[START]

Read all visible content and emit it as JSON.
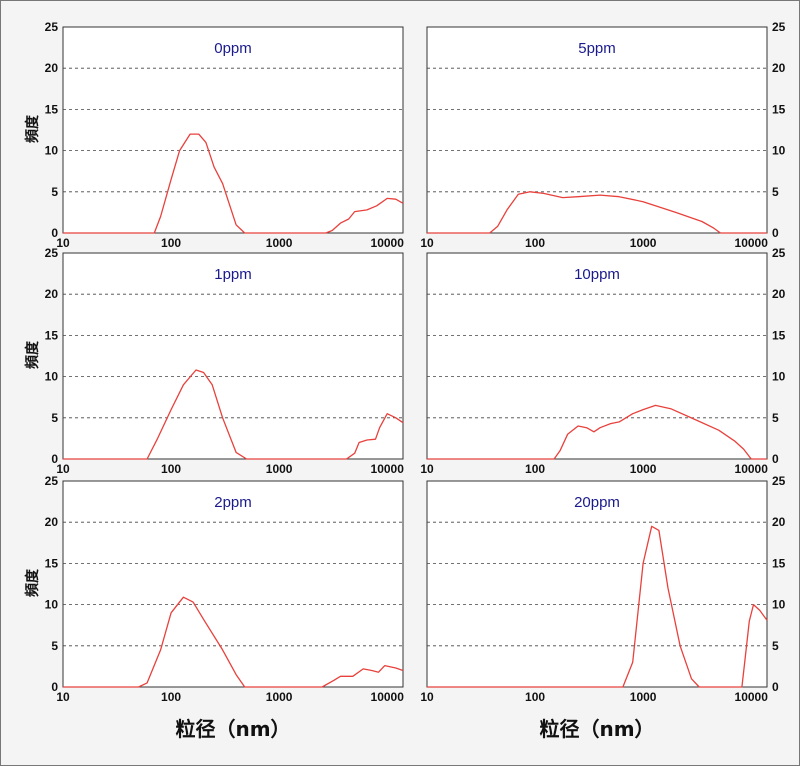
{
  "chart_data": {
    "type": "line",
    "x_scale": "log",
    "xlim": [
      10,
      14000
    ],
    "ylim": [
      0,
      25
    ],
    "x_tick_labels": [
      "10",
      "100",
      "1000",
      "10000"
    ],
    "y_tick_labels": [
      "0",
      "5",
      "10",
      "15",
      "20",
      "25"
    ],
    "xlabel": "粒径（nm）",
    "ylabel": "頻度",
    "line_color": "#e8413c",
    "grid_color": "#444444",
    "title_color": "#1a1a8c",
    "panels": [
      {
        "title": "0ppm",
        "points": [
          [
            10,
            0
          ],
          [
            70,
            0
          ],
          [
            80,
            2
          ],
          [
            100,
            6.5
          ],
          [
            120,
            10
          ],
          [
            150,
            12
          ],
          [
            180,
            12
          ],
          [
            210,
            11
          ],
          [
            250,
            8
          ],
          [
            300,
            6
          ],
          [
            400,
            1
          ],
          [
            480,
            0
          ],
          [
            2700,
            0
          ],
          [
            3100,
            0.3
          ],
          [
            3700,
            1.2
          ],
          [
            4400,
            1.7
          ],
          [
            5000,
            2.6
          ],
          [
            6500,
            2.8
          ],
          [
            8000,
            3.3
          ],
          [
            10000,
            4.2
          ],
          [
            12000,
            4.1
          ],
          [
            14000,
            3.6
          ]
        ]
      },
      {
        "title": "5ppm",
        "points": [
          [
            10,
            0
          ],
          [
            38,
            0
          ],
          [
            45,
            0.8
          ],
          [
            55,
            2.8
          ],
          [
            70,
            4.7
          ],
          [
            90,
            5.0
          ],
          [
            120,
            4.8
          ],
          [
            180,
            4.3
          ],
          [
            250,
            4.4
          ],
          [
            400,
            4.6
          ],
          [
            600,
            4.4
          ],
          [
            1000,
            3.8
          ],
          [
            2000,
            2.5
          ],
          [
            3500,
            1.4
          ],
          [
            4500,
            0.6
          ],
          [
            5200,
            0
          ],
          [
            14000,
            0
          ]
        ]
      },
      {
        "title": "1ppm",
        "points": [
          [
            10,
            0
          ],
          [
            60,
            0
          ],
          [
            75,
            2.5
          ],
          [
            100,
            6
          ],
          [
            130,
            9
          ],
          [
            170,
            10.8
          ],
          [
            200,
            10.5
          ],
          [
            240,
            9
          ],
          [
            300,
            5
          ],
          [
            400,
            0.8
          ],
          [
            500,
            0
          ],
          [
            4200,
            0
          ],
          [
            5000,
            0.7
          ],
          [
            5500,
            2
          ],
          [
            6500,
            2.3
          ],
          [
            7800,
            2.4
          ],
          [
            8500,
            3.8
          ],
          [
            10000,
            5.5
          ],
          [
            12000,
            5
          ],
          [
            14000,
            4.4
          ]
        ]
      },
      {
        "title": "10ppm",
        "points": [
          [
            10,
            0
          ],
          [
            150,
            0
          ],
          [
            170,
            1
          ],
          [
            200,
            3
          ],
          [
            250,
            4
          ],
          [
            300,
            3.8
          ],
          [
            350,
            3.3
          ],
          [
            400,
            3.8
          ],
          [
            500,
            4.3
          ],
          [
            600,
            4.5
          ],
          [
            800,
            5.5
          ],
          [
            1000,
            6
          ],
          [
            1300,
            6.5
          ],
          [
            1800,
            6.1
          ],
          [
            3000,
            4.8
          ],
          [
            5000,
            3.5
          ],
          [
            7000,
            2.2
          ],
          [
            8500,
            1.2
          ],
          [
            10000,
            0
          ],
          [
            14000,
            0
          ]
        ]
      },
      {
        "title": "2ppm",
        "points": [
          [
            10,
            0
          ],
          [
            50,
            0
          ],
          [
            60,
            0.5
          ],
          [
            80,
            4.5
          ],
          [
            100,
            9
          ],
          [
            130,
            10.9
          ],
          [
            160,
            10.3
          ],
          [
            200,
            8.2
          ],
          [
            300,
            4.5
          ],
          [
            400,
            1.5
          ],
          [
            480,
            0
          ],
          [
            2500,
            0
          ],
          [
            3200,
            0.8
          ],
          [
            3700,
            1.3
          ],
          [
            4800,
            1.3
          ],
          [
            6000,
            2.2
          ],
          [
            7200,
            2
          ],
          [
            8300,
            1.8
          ],
          [
            9500,
            2.6
          ],
          [
            12000,
            2.3
          ],
          [
            14000,
            2
          ]
        ]
      },
      {
        "title": "20ppm",
        "points": [
          [
            10,
            0
          ],
          [
            650,
            0
          ],
          [
            800,
            3
          ],
          [
            1000,
            15
          ],
          [
            1200,
            19.5
          ],
          [
            1400,
            19
          ],
          [
            1700,
            12
          ],
          [
            2200,
            5
          ],
          [
            2800,
            1
          ],
          [
            3300,
            0
          ],
          [
            8200,
            0
          ],
          [
            8700,
            3
          ],
          [
            9600,
            8
          ],
          [
            10500,
            10
          ],
          [
            12000,
            9.3
          ],
          [
            14000,
            8.1
          ]
        ]
      }
    ]
  }
}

[END]

**TASK STATEMENT**
Copy everything in the records above except the pictures, exactly as written.

**EXERCISE OUTPUT**
Read all visible content and emit it as JSON.
{
  "chart_data": {
    "type": "line",
    "x_scale": "log",
    "xlim": [
      10,
      14000
    ],
    "ylim": [
      0,
      25
    ],
    "x_tick_labels": [
      "10",
      "100",
      "1000",
      "10000"
    ],
    "y_tick_labels": [
      "0",
      "5",
      "10",
      "15",
      "20",
      "25"
    ],
    "xlabel": "粒径（nm）",
    "ylabel": "頻度",
    "line_color": "#e8413c",
    "grid_color": "#444444",
    "title_color": "#1a1a8c",
    "panels": [
      {
        "title": "0ppm",
        "points": [
          [
            10,
            0
          ],
          [
            70,
            0
          ],
          [
            80,
            2
          ],
          [
            100,
            6.5
          ],
          [
            120,
            10
          ],
          [
            150,
            12
          ],
          [
            180,
            12
          ],
          [
            210,
            11
          ],
          [
            250,
            8
          ],
          [
            300,
            6
          ],
          [
            400,
            1
          ],
          [
            480,
            0
          ],
          [
            2700,
            0
          ],
          [
            3100,
            0.3
          ],
          [
            3700,
            1.2
          ],
          [
            4400,
            1.7
          ],
          [
            5000,
            2.6
          ],
          [
            6500,
            2.8
          ],
          [
            8000,
            3.3
          ],
          [
            10000,
            4.2
          ],
          [
            12000,
            4.1
          ],
          [
            14000,
            3.6
          ]
        ]
      },
      {
        "title": "5ppm",
        "points": [
          [
            10,
            0
          ],
          [
            38,
            0
          ],
          [
            45,
            0.8
          ],
          [
            55,
            2.8
          ],
          [
            70,
            4.7
          ],
          [
            90,
            5.0
          ],
          [
            120,
            4.8
          ],
          [
            180,
            4.3
          ],
          [
            250,
            4.4
          ],
          [
            400,
            4.6
          ],
          [
            600,
            4.4
          ],
          [
            1000,
            3.8
          ],
          [
            2000,
            2.5
          ],
          [
            3500,
            1.4
          ],
          [
            4500,
            0.6
          ],
          [
            5200,
            0
          ],
          [
            14000,
            0
          ]
        ]
      },
      {
        "title": "1ppm",
        "points": [
          [
            10,
            0
          ],
          [
            60,
            0
          ],
          [
            75,
            2.5
          ],
          [
            100,
            6
          ],
          [
            130,
            9
          ],
          [
            170,
            10.8
          ],
          [
            200,
            10.5
          ],
          [
            240,
            9
          ],
          [
            300,
            5
          ],
          [
            400,
            0.8
          ],
          [
            500,
            0
          ],
          [
            4200,
            0
          ],
          [
            5000,
            0.7
          ],
          [
            5500,
            2
          ],
          [
            6500,
            2.3
          ],
          [
            7800,
            2.4
          ],
          [
            8500,
            3.8
          ],
          [
            10000,
            5.5
          ],
          [
            12000,
            5
          ],
          [
            14000,
            4.4
          ]
        ]
      },
      {
        "title": "10ppm",
        "points": [
          [
            10,
            0
          ],
          [
            150,
            0
          ],
          [
            170,
            1
          ],
          [
            200,
            3
          ],
          [
            250,
            4
          ],
          [
            300,
            3.8
          ],
          [
            350,
            3.3
          ],
          [
            400,
            3.8
          ],
          [
            500,
            4.3
          ],
          [
            600,
            4.5
          ],
          [
            800,
            5.5
          ],
          [
            1000,
            6
          ],
          [
            1300,
            6.5
          ],
          [
            1800,
            6.1
          ],
          [
            3000,
            4.8
          ],
          [
            5000,
            3.5
          ],
          [
            7000,
            2.2
          ],
          [
            8500,
            1.2
          ],
          [
            10000,
            0
          ],
          [
            14000,
            0
          ]
        ]
      },
      {
        "title": "2ppm",
        "points": [
          [
            10,
            0
          ],
          [
            50,
            0
          ],
          [
            60,
            0.5
          ],
          [
            80,
            4.5
          ],
          [
            100,
            9
          ],
          [
            130,
            10.9
          ],
          [
            160,
            10.3
          ],
          [
            200,
            8.2
          ],
          [
            300,
            4.5
          ],
          [
            400,
            1.5
          ],
          [
            480,
            0
          ],
          [
            2500,
            0
          ],
          [
            3200,
            0.8
          ],
          [
            3700,
            1.3
          ],
          [
            4800,
            1.3
          ],
          [
            6000,
            2.2
          ],
          [
            7200,
            2
          ],
          [
            8300,
            1.8
          ],
          [
            9500,
            2.6
          ],
          [
            12000,
            2.3
          ],
          [
            14000,
            2
          ]
        ]
      },
      {
        "title": "20ppm",
        "points": [
          [
            10,
            0
          ],
          [
            650,
            0
          ],
          [
            800,
            3
          ],
          [
            1000,
            15
          ],
          [
            1200,
            19.5
          ],
          [
            1400,
            19
          ],
          [
            1700,
            12
          ],
          [
            2200,
            5
          ],
          [
            2800,
            1
          ],
          [
            3300,
            0
          ],
          [
            8200,
            0
          ],
          [
            8700,
            3
          ],
          [
            9600,
            8
          ],
          [
            10500,
            10
          ],
          [
            12000,
            9.3
          ],
          [
            14000,
            8.1
          ]
        ]
      }
    ]
  }
}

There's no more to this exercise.